§ やること
下にある投手の「原点投球」についての文章を、一字も変えずに最初から最後まで書き写してください。

§ 元の文章
>>>

投手の基本は「原点投球」というのは、亡くなった野村克也元ヤクルト監督だった。
「すべてのピッチングの原点は外角低めの真っ直ぐ。その原点投球の力を養うことが、投手の先ず課せられる課題だ」
野村の教えである。
ところが真っ直ぐがシュート回転すれば、当然、その“原点”を狙ったボールがホームプレートの中に、中に入ってくることになる。苦しいときにこそ必要な“原点投球”が、逆に打者にとっては甘い絶好球になる危険性を孕むことになる、ということだ。
大勢の投球を見ていると、ほぼほぼ真っ直ぐはシュート回転で、フォークも少しシュート気味に右にスライドしながら落ちる。それが右打者には真ん中からインコースに投げれば、手元で食い込んでくる球筋となり、左打者には逆に逃げていく球筋となって、有効な武器となっているわけだ。
ただ、確かに外を狙った真っ直ぐはあまりシュートしないで、むしろカット気味に外角に決まることが多い。
「サイドスローやアンダースローの投手の外角の球がシュート回転するなら、手首を立てればいいんだ」
巨人の投手コーチ時代の堀内恒夫さんからこんな話を聞いたことがある。

<<<

§ 取り出した行
>>>

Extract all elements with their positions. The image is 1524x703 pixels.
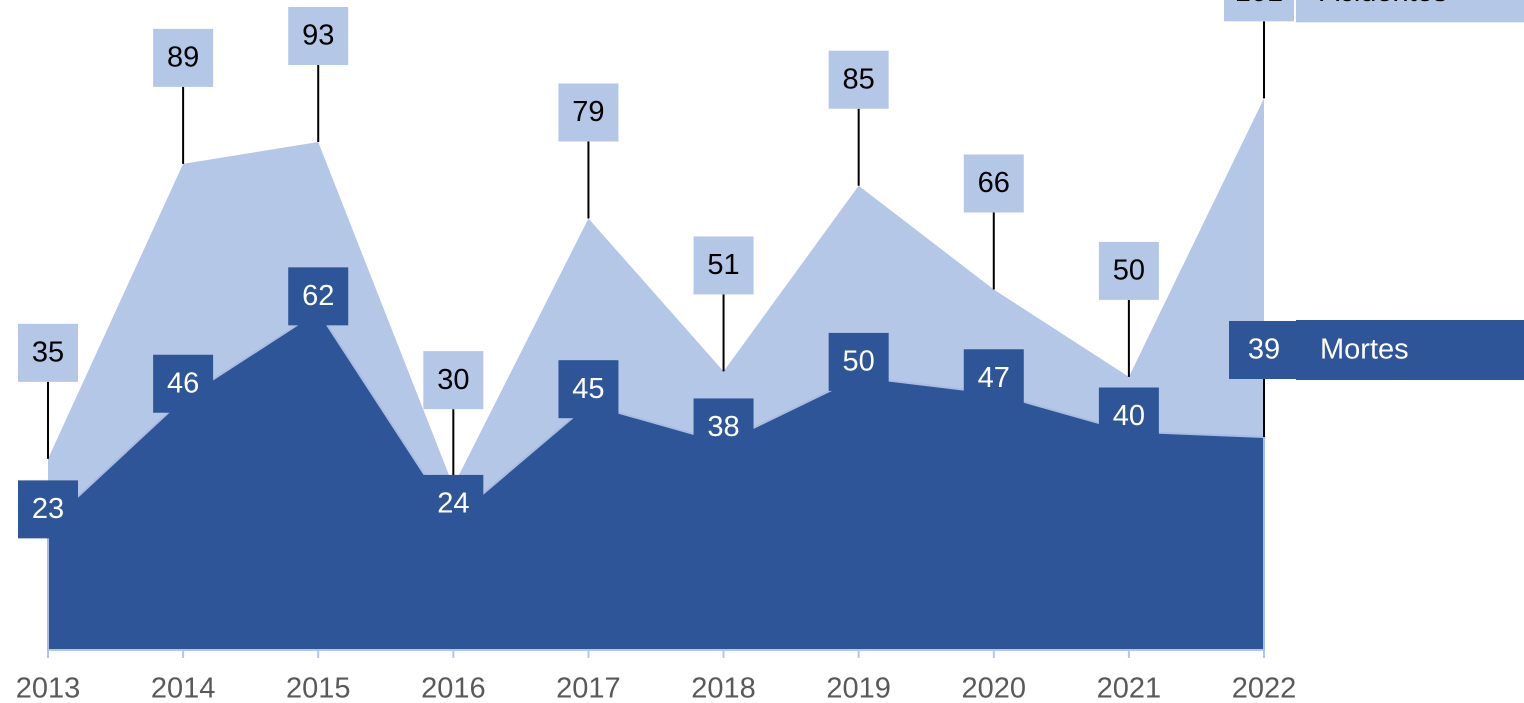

<<<
>>>

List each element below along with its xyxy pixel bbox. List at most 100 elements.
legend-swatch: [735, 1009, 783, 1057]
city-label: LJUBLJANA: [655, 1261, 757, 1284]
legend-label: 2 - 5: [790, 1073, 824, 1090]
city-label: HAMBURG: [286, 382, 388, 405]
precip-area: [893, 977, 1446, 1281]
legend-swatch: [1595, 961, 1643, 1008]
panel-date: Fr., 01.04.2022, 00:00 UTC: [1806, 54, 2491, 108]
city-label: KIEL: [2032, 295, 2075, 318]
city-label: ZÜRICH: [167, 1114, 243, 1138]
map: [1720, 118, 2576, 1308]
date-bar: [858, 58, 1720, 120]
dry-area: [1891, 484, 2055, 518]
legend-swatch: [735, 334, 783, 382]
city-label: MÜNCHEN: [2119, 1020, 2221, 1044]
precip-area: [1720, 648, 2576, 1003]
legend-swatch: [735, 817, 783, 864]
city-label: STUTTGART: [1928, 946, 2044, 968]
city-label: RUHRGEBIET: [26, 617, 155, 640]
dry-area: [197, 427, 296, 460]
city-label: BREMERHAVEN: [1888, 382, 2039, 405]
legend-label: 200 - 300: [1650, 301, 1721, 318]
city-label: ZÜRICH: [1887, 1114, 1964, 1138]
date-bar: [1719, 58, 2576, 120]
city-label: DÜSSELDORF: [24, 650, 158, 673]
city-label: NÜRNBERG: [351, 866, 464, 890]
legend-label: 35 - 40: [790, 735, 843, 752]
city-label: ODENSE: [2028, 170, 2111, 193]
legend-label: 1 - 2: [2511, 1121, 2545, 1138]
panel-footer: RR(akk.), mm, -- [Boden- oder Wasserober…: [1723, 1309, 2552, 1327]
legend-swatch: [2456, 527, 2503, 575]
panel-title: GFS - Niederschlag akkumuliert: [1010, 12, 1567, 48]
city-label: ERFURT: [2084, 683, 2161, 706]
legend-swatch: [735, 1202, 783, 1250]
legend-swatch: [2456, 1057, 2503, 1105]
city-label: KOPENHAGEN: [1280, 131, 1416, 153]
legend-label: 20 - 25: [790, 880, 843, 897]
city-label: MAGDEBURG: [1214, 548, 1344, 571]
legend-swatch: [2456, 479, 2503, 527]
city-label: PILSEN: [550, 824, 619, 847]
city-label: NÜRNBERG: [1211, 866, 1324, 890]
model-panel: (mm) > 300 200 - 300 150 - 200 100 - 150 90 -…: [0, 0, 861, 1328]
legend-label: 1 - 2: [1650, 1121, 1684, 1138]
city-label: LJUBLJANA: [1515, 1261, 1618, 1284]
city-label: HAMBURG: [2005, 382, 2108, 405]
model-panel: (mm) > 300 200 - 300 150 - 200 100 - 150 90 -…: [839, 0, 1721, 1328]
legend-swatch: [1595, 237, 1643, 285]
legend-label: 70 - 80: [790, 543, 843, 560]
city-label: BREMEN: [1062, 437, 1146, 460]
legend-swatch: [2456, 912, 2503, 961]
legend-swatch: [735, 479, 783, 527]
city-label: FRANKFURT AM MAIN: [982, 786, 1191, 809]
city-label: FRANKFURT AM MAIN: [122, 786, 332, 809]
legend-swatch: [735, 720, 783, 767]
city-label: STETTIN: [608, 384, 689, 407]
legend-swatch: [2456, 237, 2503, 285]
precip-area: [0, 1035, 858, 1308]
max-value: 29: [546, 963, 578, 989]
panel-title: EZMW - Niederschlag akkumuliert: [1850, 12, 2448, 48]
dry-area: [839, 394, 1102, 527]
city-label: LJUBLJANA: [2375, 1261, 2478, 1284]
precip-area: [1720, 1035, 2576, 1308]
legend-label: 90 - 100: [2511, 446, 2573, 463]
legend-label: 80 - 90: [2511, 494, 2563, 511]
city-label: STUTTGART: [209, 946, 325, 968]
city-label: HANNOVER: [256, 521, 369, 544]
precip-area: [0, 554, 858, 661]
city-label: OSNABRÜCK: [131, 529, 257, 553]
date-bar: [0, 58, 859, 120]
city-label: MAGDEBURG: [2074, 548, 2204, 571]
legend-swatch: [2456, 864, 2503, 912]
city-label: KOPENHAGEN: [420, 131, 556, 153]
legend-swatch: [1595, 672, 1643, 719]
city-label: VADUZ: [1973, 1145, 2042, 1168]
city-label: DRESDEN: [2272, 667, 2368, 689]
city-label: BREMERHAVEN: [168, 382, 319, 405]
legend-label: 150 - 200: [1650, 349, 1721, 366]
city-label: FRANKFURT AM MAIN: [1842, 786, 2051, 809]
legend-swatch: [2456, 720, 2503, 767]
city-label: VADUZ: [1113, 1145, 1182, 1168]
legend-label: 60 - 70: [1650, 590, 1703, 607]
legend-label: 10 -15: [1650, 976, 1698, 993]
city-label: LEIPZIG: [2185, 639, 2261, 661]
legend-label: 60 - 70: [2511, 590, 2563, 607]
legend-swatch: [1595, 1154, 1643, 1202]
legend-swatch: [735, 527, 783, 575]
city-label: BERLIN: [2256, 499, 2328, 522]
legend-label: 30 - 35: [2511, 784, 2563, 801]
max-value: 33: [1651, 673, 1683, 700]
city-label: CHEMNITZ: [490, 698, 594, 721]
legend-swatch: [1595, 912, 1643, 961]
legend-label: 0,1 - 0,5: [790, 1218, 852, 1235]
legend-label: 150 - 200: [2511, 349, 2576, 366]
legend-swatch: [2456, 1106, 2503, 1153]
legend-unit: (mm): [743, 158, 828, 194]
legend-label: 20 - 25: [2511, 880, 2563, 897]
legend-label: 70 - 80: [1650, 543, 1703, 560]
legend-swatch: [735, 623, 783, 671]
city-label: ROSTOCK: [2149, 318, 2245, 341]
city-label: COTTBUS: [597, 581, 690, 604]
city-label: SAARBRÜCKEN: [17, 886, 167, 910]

<<<

§ この課題の答え
投手の基本は「原点投球」というのは、亡くなった野村克也元ヤクルト監督だった。
「すべてのピッチングの原点は外角低めの真っ直ぐ。その原点投球の力を養うことが、投手の先ず課せられる課題だ」
野村の教えである。
ところが真っ直ぐがシュート回転すれば、当然、その“原点”を狙ったボールがホームプレートの中に、中に入ってくることになる。苦しいときにこそ必要な“原点投球”が、逆に打者にとっては甘い絶好球になる危険性を孕むことになる、ということだ。
大勢の投球を見ていると、ほぼほぼ真っ直ぐはシュート回転で、フォークも少しシュート気味に右にスライドしながら落ちる。それが右打者には真ん中からインコースに投げれば、手元で食い込んでくる球筋となり、左打者には逆に逃げていく球筋となって、有効な武器となっているわけだ。
ただ、確かに外を狙った真っ直ぐはあまりシュートしないで、むしろカット気味に外角に決まることが多い。
「サイドスローやアンダースローの投手の外角の球がシュート回転するなら、手首を立てればいいんだ」
巨人の投手コーチ時代の堀内恒夫さんからこんな話を聞いたことがある。